>> Begin DATASET ROWS
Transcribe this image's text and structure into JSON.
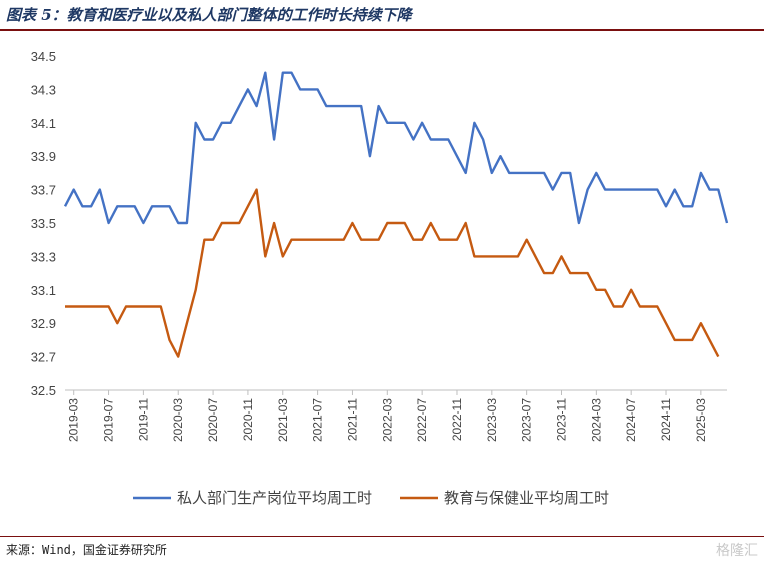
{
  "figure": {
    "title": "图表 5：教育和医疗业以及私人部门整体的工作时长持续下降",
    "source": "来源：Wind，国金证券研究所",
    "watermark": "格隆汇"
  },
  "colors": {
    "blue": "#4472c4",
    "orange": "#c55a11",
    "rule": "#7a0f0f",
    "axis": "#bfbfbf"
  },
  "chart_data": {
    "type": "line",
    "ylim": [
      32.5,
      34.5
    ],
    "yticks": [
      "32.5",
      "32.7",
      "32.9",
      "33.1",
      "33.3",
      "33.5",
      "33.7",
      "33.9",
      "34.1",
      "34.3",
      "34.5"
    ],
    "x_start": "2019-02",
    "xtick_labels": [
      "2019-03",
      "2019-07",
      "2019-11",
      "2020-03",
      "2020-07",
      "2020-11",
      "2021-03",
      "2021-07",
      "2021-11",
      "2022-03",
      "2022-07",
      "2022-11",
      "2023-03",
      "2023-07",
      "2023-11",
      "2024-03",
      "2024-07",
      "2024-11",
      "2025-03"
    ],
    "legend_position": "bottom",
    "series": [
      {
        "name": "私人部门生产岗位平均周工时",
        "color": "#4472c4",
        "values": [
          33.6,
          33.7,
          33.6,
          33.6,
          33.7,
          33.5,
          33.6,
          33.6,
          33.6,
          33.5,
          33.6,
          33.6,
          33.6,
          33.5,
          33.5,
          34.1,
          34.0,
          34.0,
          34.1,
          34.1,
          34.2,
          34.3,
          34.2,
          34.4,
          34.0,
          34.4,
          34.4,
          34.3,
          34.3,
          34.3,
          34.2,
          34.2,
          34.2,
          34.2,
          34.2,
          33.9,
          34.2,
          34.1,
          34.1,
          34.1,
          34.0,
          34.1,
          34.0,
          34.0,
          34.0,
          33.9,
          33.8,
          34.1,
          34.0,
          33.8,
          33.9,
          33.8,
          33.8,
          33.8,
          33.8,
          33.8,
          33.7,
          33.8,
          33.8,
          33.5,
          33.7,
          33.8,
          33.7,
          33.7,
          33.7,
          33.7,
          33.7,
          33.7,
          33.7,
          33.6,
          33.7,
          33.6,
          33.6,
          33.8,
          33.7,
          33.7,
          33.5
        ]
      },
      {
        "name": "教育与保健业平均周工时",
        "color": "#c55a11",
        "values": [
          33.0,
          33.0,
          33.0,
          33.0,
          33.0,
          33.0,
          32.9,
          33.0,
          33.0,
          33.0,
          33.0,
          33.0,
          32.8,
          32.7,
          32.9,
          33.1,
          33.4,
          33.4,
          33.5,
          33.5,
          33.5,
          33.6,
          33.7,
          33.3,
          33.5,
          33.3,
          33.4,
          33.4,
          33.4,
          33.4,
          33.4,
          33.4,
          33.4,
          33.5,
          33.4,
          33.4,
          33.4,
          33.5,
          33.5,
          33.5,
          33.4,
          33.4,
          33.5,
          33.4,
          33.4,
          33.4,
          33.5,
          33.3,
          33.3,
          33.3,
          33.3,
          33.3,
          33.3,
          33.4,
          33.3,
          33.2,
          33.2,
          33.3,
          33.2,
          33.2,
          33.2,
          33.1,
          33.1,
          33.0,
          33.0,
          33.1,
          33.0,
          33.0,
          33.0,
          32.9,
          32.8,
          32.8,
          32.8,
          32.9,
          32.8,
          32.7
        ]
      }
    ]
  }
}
>> End DATASET ROWS
In this exercise, set down all of the data exactly, without the pictures.

CORRECT OUTPUT.
Transcribe this image's text and structure into JSON.
{
  "figure": {
    "title": "图表 5：教育和医疗业以及私人部门整体的工作时长持续下降",
    "source": "来源：Wind，国金证券研究所",
    "watermark": "格隆汇"
  },
  "colors": {
    "blue": "#4472c4",
    "orange": "#c55a11",
    "rule": "#7a0f0f",
    "axis": "#bfbfbf"
  },
  "chart_data": {
    "type": "line",
    "ylim": [
      32.5,
      34.5
    ],
    "yticks": [
      "32.5",
      "32.7",
      "32.9",
      "33.1",
      "33.3",
      "33.5",
      "33.7",
      "33.9",
      "34.1",
      "34.3",
      "34.5"
    ],
    "x_start": "2019-02",
    "xtick_labels": [
      "2019-03",
      "2019-07",
      "2019-11",
      "2020-03",
      "2020-07",
      "2020-11",
      "2021-03",
      "2021-07",
      "2021-11",
      "2022-03",
      "2022-07",
      "2022-11",
      "2023-03",
      "2023-07",
      "2023-11",
      "2024-03",
      "2024-07",
      "2024-11",
      "2025-03"
    ],
    "legend_position": "bottom",
    "series": [
      {
        "name": "私人部门生产岗位平均周工时",
        "color": "#4472c4",
        "values": [
          33.6,
          33.7,
          33.6,
          33.6,
          33.7,
          33.5,
          33.6,
          33.6,
          33.6,
          33.5,
          33.6,
          33.6,
          33.6,
          33.5,
          33.5,
          34.1,
          34.0,
          34.0,
          34.1,
          34.1,
          34.2,
          34.3,
          34.2,
          34.4,
          34.0,
          34.4,
          34.4,
          34.3,
          34.3,
          34.3,
          34.2,
          34.2,
          34.2,
          34.2,
          34.2,
          33.9,
          34.2,
          34.1,
          34.1,
          34.1,
          34.0,
          34.1,
          34.0,
          34.0,
          34.0,
          33.9,
          33.8,
          34.1,
          34.0,
          33.8,
          33.9,
          33.8,
          33.8,
          33.8,
          33.8,
          33.8,
          33.7,
          33.8,
          33.8,
          33.5,
          33.7,
          33.8,
          33.7,
          33.7,
          33.7,
          33.7,
          33.7,
          33.7,
          33.7,
          33.6,
          33.7,
          33.6,
          33.6,
          33.8,
          33.7,
          33.7,
          33.5
        ]
      },
      {
        "name": "教育与保健业平均周工时",
        "color": "#c55a11",
        "values": [
          33.0,
          33.0,
          33.0,
          33.0,
          33.0,
          33.0,
          32.9,
          33.0,
          33.0,
          33.0,
          33.0,
          33.0,
          32.8,
          32.7,
          32.9,
          33.1,
          33.4,
          33.4,
          33.5,
          33.5,
          33.5,
          33.6,
          33.7,
          33.3,
          33.5,
          33.3,
          33.4,
          33.4,
          33.4,
          33.4,
          33.4,
          33.4,
          33.4,
          33.5,
          33.4,
          33.4,
          33.4,
          33.5,
          33.5,
          33.5,
          33.4,
          33.4,
          33.5,
          33.4,
          33.4,
          33.4,
          33.5,
          33.3,
          33.3,
          33.3,
          33.3,
          33.3,
          33.3,
          33.4,
          33.3,
          33.2,
          33.2,
          33.3,
          33.2,
          33.2,
          33.2,
          33.1,
          33.1,
          33.0,
          33.0,
          33.1,
          33.0,
          33.0,
          33.0,
          32.9,
          32.8,
          32.8,
          32.8,
          32.9,
          32.8,
          32.7
        ]
      }
    ]
  }
}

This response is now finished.